==== Material for this task
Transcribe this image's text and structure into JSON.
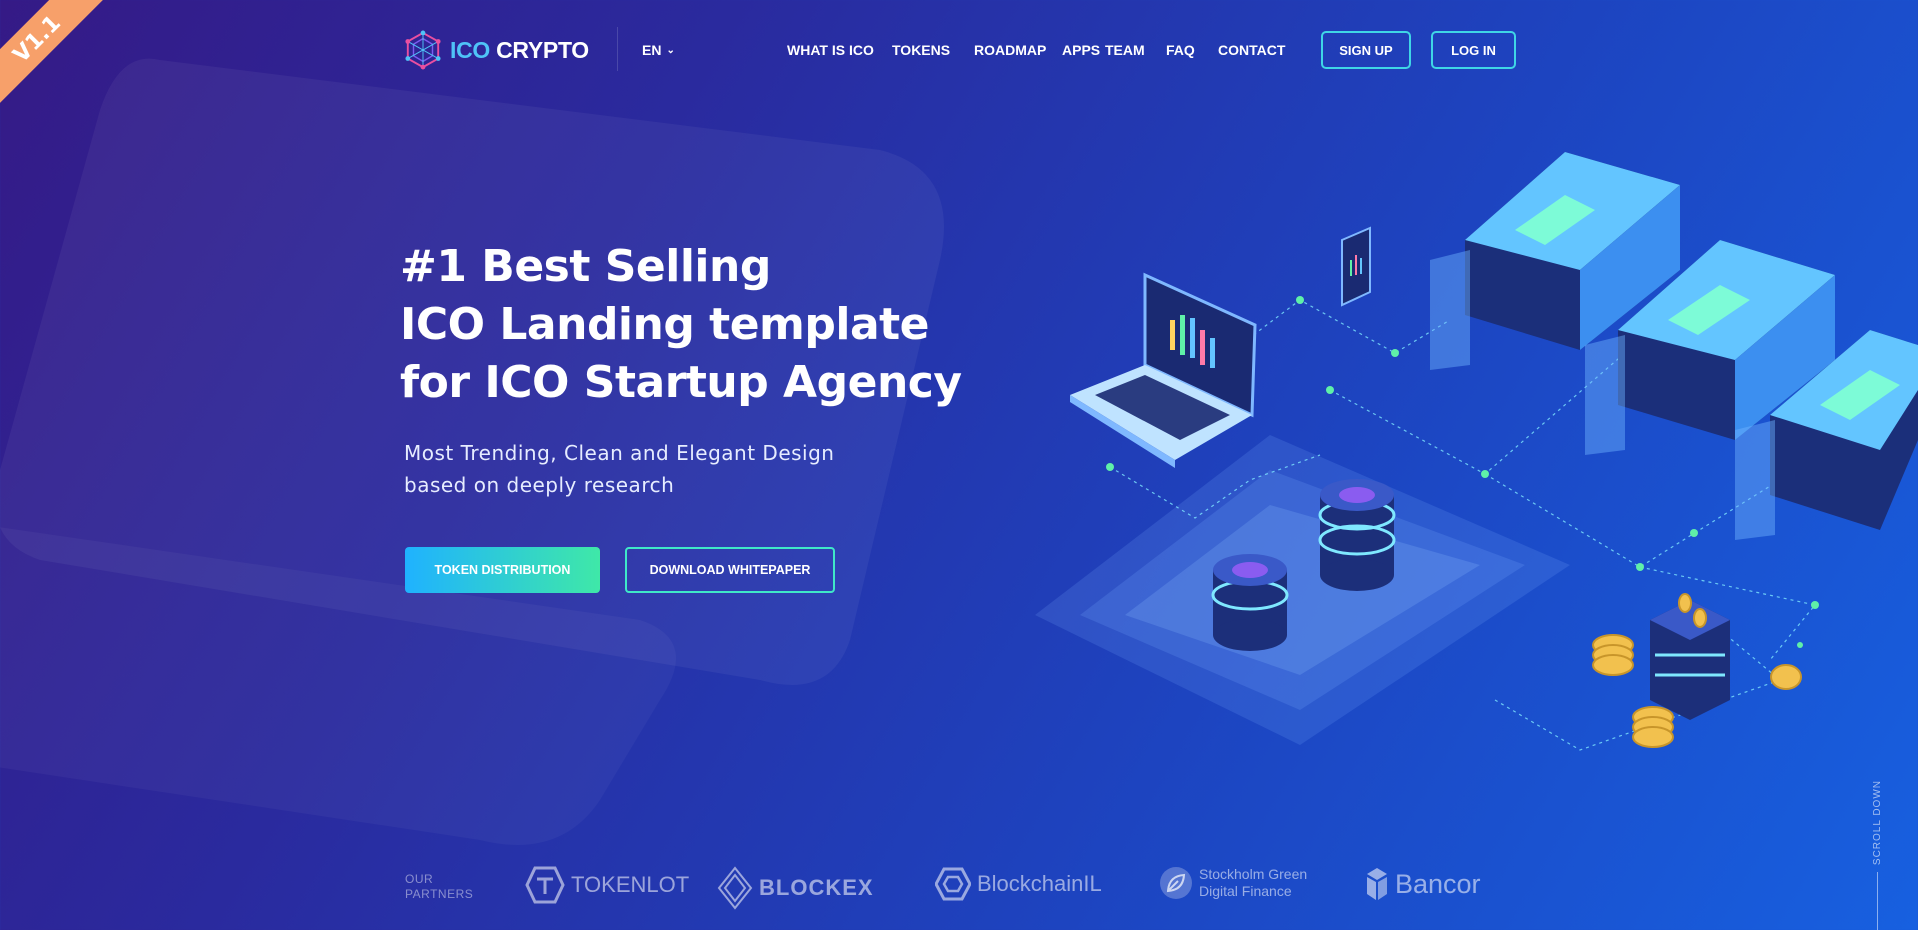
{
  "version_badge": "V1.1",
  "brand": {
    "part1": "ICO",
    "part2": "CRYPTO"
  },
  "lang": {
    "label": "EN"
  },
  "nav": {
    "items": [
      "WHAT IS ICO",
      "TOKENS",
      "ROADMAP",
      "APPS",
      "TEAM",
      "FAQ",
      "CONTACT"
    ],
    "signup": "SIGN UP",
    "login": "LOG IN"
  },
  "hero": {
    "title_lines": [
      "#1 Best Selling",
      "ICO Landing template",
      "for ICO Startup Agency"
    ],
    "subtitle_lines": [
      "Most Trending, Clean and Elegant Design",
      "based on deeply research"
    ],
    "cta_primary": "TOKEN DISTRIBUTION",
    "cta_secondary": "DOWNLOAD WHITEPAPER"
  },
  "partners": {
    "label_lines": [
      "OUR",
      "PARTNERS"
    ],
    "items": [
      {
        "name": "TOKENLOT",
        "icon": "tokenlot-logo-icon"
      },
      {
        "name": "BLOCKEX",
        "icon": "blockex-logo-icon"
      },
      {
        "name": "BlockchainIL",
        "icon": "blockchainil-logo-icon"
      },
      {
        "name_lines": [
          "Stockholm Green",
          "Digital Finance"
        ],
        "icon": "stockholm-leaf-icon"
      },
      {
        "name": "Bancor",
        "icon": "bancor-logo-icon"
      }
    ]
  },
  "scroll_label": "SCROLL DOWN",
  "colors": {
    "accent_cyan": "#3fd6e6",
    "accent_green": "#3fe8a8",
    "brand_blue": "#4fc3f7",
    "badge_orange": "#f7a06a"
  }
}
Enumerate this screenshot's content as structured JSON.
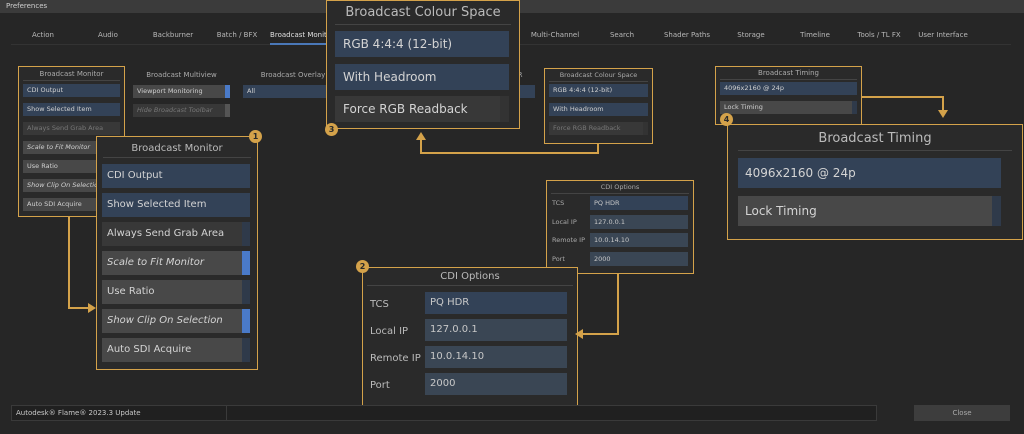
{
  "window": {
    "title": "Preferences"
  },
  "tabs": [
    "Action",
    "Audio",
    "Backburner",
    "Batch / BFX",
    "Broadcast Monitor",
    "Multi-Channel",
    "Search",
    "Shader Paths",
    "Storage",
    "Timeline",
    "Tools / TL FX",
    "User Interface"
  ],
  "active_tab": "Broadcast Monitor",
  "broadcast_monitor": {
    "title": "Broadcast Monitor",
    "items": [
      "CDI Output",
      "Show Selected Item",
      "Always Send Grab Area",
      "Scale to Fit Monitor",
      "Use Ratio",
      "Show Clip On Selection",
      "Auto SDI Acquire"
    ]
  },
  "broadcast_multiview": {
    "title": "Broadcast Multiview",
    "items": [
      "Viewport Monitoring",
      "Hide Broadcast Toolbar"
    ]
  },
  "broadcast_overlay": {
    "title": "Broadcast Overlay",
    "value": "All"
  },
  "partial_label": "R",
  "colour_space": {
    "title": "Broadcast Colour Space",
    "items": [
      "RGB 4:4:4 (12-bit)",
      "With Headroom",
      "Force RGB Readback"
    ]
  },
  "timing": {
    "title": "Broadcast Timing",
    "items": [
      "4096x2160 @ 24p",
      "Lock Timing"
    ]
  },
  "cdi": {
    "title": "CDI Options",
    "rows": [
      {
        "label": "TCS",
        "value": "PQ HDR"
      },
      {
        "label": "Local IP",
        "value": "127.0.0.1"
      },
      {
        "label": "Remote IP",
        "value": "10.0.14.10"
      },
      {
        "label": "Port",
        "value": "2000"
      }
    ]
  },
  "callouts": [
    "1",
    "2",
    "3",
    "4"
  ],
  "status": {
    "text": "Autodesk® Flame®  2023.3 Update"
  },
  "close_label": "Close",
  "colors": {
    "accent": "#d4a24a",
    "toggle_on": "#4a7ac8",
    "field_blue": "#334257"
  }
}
========
**Exercise directions**
Which lines hold the word "text"? Copy all of them.

**Solution for this exercise**
Transcribe this image's text and structure into JSON.
    "text": "Autodesk® Flame®  2023.3 Update"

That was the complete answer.